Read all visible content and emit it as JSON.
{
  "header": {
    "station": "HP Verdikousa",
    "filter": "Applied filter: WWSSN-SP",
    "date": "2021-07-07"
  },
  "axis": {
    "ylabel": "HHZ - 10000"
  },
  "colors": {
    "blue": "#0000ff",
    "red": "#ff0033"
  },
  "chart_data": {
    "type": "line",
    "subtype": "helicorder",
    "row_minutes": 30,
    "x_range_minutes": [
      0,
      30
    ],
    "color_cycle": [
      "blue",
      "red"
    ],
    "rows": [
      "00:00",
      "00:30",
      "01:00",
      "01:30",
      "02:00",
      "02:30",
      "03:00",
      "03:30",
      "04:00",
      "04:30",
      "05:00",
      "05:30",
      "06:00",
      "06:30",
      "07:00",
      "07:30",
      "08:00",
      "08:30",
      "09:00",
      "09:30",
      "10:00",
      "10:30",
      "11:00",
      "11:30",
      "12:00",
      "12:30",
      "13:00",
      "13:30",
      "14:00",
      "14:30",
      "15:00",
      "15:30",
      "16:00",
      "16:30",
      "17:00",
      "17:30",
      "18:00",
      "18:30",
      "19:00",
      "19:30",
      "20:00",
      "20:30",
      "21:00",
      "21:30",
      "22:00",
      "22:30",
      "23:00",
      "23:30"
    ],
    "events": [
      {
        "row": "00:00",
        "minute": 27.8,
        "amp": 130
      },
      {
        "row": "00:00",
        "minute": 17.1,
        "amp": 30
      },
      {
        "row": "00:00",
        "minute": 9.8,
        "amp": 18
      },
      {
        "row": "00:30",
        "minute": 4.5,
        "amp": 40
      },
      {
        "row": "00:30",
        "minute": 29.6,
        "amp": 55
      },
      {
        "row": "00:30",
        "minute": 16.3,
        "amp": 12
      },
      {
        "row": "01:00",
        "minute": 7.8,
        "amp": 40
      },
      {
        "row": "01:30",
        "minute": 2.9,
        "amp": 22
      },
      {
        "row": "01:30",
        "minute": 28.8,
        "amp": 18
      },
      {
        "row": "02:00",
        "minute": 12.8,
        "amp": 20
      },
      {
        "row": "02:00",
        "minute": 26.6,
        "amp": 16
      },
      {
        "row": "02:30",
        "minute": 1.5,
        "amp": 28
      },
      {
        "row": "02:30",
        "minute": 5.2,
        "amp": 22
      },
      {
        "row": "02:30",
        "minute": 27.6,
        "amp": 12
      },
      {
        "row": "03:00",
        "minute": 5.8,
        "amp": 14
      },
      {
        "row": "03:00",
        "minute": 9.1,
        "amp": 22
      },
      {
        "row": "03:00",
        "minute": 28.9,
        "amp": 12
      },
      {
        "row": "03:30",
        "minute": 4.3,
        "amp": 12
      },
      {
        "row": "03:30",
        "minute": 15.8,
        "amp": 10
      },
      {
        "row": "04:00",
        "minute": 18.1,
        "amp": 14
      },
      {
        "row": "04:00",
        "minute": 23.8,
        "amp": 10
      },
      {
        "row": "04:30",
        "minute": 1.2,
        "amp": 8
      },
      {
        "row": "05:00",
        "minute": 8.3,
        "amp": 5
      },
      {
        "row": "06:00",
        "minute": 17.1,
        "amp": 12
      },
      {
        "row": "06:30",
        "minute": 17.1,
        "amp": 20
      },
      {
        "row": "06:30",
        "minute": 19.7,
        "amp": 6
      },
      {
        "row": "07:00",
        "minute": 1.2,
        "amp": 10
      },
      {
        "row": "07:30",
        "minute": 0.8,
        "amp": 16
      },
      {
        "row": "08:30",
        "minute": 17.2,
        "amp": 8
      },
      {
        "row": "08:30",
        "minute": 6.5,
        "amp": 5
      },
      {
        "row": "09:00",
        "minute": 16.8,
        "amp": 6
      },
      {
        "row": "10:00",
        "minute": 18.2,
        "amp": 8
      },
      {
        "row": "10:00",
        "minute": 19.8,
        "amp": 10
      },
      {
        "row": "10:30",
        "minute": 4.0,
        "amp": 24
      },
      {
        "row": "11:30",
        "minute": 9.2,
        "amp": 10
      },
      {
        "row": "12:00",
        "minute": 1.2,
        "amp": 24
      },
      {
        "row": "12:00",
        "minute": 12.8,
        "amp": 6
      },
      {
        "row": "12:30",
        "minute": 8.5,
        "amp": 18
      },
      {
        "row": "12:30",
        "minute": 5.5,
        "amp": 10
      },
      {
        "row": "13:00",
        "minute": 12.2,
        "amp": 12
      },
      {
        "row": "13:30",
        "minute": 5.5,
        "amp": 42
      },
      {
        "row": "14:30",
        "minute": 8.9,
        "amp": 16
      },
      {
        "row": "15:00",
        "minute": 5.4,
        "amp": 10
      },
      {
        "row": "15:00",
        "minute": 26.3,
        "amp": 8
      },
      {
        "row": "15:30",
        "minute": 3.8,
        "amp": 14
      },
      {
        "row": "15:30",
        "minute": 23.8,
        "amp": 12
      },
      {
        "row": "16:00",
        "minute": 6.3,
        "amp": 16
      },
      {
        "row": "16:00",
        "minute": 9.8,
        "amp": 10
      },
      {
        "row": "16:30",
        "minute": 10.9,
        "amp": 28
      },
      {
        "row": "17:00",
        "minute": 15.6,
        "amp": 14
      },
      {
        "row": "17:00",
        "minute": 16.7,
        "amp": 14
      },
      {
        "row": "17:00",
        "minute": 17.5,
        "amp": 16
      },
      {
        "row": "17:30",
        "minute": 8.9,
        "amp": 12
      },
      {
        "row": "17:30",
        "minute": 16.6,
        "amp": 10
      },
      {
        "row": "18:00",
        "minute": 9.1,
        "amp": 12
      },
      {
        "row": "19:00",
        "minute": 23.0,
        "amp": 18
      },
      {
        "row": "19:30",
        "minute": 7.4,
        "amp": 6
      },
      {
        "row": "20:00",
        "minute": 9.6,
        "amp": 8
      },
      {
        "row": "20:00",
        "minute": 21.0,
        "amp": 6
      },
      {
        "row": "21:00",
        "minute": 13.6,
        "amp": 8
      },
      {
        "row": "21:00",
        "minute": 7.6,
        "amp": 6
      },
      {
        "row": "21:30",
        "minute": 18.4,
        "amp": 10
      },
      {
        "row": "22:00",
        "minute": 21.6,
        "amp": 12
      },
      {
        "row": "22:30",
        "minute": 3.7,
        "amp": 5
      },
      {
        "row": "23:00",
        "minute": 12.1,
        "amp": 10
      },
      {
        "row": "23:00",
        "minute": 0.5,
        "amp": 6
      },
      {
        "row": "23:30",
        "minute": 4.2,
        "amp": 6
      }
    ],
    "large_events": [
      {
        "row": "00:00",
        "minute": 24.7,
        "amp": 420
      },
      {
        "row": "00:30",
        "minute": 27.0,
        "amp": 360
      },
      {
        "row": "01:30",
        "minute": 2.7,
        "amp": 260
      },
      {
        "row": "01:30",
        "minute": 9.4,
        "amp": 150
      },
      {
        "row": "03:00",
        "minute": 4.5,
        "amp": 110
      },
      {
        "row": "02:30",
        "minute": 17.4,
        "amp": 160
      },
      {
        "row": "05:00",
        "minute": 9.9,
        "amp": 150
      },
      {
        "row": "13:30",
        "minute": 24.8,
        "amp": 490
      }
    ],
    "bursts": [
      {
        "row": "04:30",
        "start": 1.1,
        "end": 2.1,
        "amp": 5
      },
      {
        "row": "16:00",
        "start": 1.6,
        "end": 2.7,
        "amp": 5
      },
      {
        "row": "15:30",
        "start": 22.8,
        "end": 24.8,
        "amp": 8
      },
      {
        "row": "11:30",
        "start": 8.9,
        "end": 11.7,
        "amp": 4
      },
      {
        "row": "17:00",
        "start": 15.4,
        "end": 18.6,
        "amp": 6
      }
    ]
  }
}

____________

What to work on — Reproduce all of the material above word for word.

Solution for this problem —
Read all visible content and emit it as JSON.
{
  "header": {
    "station": "HP Verdikousa",
    "filter": "Applied filter: WWSSN-SP",
    "date": "2021-07-07"
  },
  "axis": {
    "ylabel": "HHZ - 10000"
  },
  "colors": {
    "blue": "#0000ff",
    "red": "#ff0033"
  },
  "chart_data": {
    "type": "line",
    "subtype": "helicorder",
    "row_minutes": 30,
    "x_range_minutes": [
      0,
      30
    ],
    "color_cycle": [
      "blue",
      "red"
    ],
    "rows": [
      "00:00",
      "00:30",
      "01:00",
      "01:30",
      "02:00",
      "02:30",
      "03:00",
      "03:30",
      "04:00",
      "04:30",
      "05:00",
      "05:30",
      "06:00",
      "06:30",
      "07:00",
      "07:30",
      "08:00",
      "08:30",
      "09:00",
      "09:30",
      "10:00",
      "10:30",
      "11:00",
      "11:30",
      "12:00",
      "12:30",
      "13:00",
      "13:30",
      "14:00",
      "14:30",
      "15:00",
      "15:30",
      "16:00",
      "16:30",
      "17:00",
      "17:30",
      "18:00",
      "18:30",
      "19:00",
      "19:30",
      "20:00",
      "20:30",
      "21:00",
      "21:30",
      "22:00",
      "22:30",
      "23:00",
      "23:30"
    ],
    "events": [
      {
        "row": "00:00",
        "minute": 27.8,
        "amp": 130
      },
      {
        "row": "00:00",
        "minute": 17.1,
        "amp": 30
      },
      {
        "row": "00:00",
        "minute": 9.8,
        "amp": 18
      },
      {
        "row": "00:30",
        "minute": 4.5,
        "amp": 40
      },
      {
        "row": "00:30",
        "minute": 29.6,
        "amp": 55
      },
      {
        "row": "00:30",
        "minute": 16.3,
        "amp": 12
      },
      {
        "row": "01:00",
        "minute": 7.8,
        "amp": 40
      },
      {
        "row": "01:30",
        "minute": 2.9,
        "amp": 22
      },
      {
        "row": "01:30",
        "minute": 28.8,
        "amp": 18
      },
      {
        "row": "02:00",
        "minute": 12.8,
        "amp": 20
      },
      {
        "row": "02:00",
        "minute": 26.6,
        "amp": 16
      },
      {
        "row": "02:30",
        "minute": 1.5,
        "amp": 28
      },
      {
        "row": "02:30",
        "minute": 5.2,
        "amp": 22
      },
      {
        "row": "02:30",
        "minute": 27.6,
        "amp": 12
      },
      {
        "row": "03:00",
        "minute": 5.8,
        "amp": 14
      },
      {
        "row": "03:00",
        "minute": 9.1,
        "amp": 22
      },
      {
        "row": "03:00",
        "minute": 28.9,
        "amp": 12
      },
      {
        "row": "03:30",
        "minute": 4.3,
        "amp": 12
      },
      {
        "row": "03:30",
        "minute": 15.8,
        "amp": 10
      },
      {
        "row": "04:00",
        "minute": 18.1,
        "amp": 14
      },
      {
        "row": "04:00",
        "minute": 23.8,
        "amp": 10
      },
      {
        "row": "04:30",
        "minute": 1.2,
        "amp": 8
      },
      {
        "row": "05:00",
        "minute": 8.3,
        "amp": 5
      },
      {
        "row": "06:00",
        "minute": 17.1,
        "amp": 12
      },
      {
        "row": "06:30",
        "minute": 17.1,
        "amp": 20
      },
      {
        "row": "06:30",
        "minute": 19.7,
        "amp": 6
      },
      {
        "row": "07:00",
        "minute": 1.2,
        "amp": 10
      },
      {
        "row": "07:30",
        "minute": 0.8,
        "amp": 16
      },
      {
        "row": "08:30",
        "minute": 17.2,
        "amp": 8
      },
      {
        "row": "08:30",
        "minute": 6.5,
        "amp": 5
      },
      {
        "row": "09:00",
        "minute": 16.8,
        "amp": 6
      },
      {
        "row": "10:00",
        "minute": 18.2,
        "amp": 8
      },
      {
        "row": "10:00",
        "minute": 19.8,
        "amp": 10
      },
      {
        "row": "10:30",
        "minute": 4.0,
        "amp": 24
      },
      {
        "row": "11:30",
        "minute": 9.2,
        "amp": 10
      },
      {
        "row": "12:00",
        "minute": 1.2,
        "amp": 24
      },
      {
        "row": "12:00",
        "minute": 12.8,
        "amp": 6
      },
      {
        "row": "12:30",
        "minute": 8.5,
        "amp": 18
      },
      {
        "row": "12:30",
        "minute": 5.5,
        "amp": 10
      },
      {
        "row": "13:00",
        "minute": 12.2,
        "amp": 12
      },
      {
        "row": "13:30",
        "minute": 5.5,
        "amp": 42
      },
      {
        "row": "14:30",
        "minute": 8.9,
        "amp": 16
      },
      {
        "row": "15:00",
        "minute": 5.4,
        "amp": 10
      },
      {
        "row": "15:00",
        "minute": 26.3,
        "amp": 8
      },
      {
        "row": "15:30",
        "minute": 3.8,
        "amp": 14
      },
      {
        "row": "15:30",
        "minute": 23.8,
        "amp": 12
      },
      {
        "row": "16:00",
        "minute": 6.3,
        "amp": 16
      },
      {
        "row": "16:00",
        "minute": 9.8,
        "amp": 10
      },
      {
        "row": "16:30",
        "minute": 10.9,
        "amp": 28
      },
      {
        "row": "17:00",
        "minute": 15.6,
        "amp": 14
      },
      {
        "row": "17:00",
        "minute": 16.7,
        "amp": 14
      },
      {
        "row": "17:00",
        "minute": 17.5,
        "amp": 16
      },
      {
        "row": "17:30",
        "minute": 8.9,
        "amp": 12
      },
      {
        "row": "17:30",
        "minute": 16.6,
        "amp": 10
      },
      {
        "row": "18:00",
        "minute": 9.1,
        "amp": 12
      },
      {
        "row": "19:00",
        "minute": 23.0,
        "amp": 18
      },
      {
        "row": "19:30",
        "minute": 7.4,
        "amp": 6
      },
      {
        "row": "20:00",
        "minute": 9.6,
        "amp": 8
      },
      {
        "row": "20:00",
        "minute": 21.0,
        "amp": 6
      },
      {
        "row": "21:00",
        "minute": 13.6,
        "amp": 8
      },
      {
        "row": "21:00",
        "minute": 7.6,
        "amp": 6
      },
      {
        "row": "21:30",
        "minute": 18.4,
        "amp": 10
      },
      {
        "row": "22:00",
        "minute": 21.6,
        "amp": 12
      },
      {
        "row": "22:30",
        "minute": 3.7,
        "amp": 5
      },
      {
        "row": "23:00",
        "minute": 12.1,
        "amp": 10
      },
      {
        "row": "23:00",
        "minute": 0.5,
        "amp": 6
      },
      {
        "row": "23:30",
        "minute": 4.2,
        "amp": 6
      }
    ],
    "large_events": [
      {
        "row": "00:00",
        "minute": 24.7,
        "amp": 420
      },
      {
        "row": "00:30",
        "minute": 27.0,
        "amp": 360
      },
      {
        "row": "01:30",
        "minute": 2.7,
        "amp": 260
      },
      {
        "row": "01:30",
        "minute": 9.4,
        "amp": 150
      },
      {
        "row": "03:00",
        "minute": 4.5,
        "amp": 110
      },
      {
        "row": "02:30",
        "minute": 17.4,
        "amp": 160
      },
      {
        "row": "05:00",
        "minute": 9.9,
        "amp": 150
      },
      {
        "row": "13:30",
        "minute": 24.8,
        "amp": 490
      }
    ],
    "bursts": [
      {
        "row": "04:30",
        "start": 1.1,
        "end": 2.1,
        "amp": 5
      },
      {
        "row": "16:00",
        "start": 1.6,
        "end": 2.7,
        "amp": 5
      },
      {
        "row": "15:30",
        "start": 22.8,
        "end": 24.8,
        "amp": 8
      },
      {
        "row": "11:30",
        "start": 8.9,
        "end": 11.7,
        "amp": 4
      },
      {
        "row": "17:00",
        "start": 15.4,
        "end": 18.6,
        "amp": 6
      }
    ]
  }
}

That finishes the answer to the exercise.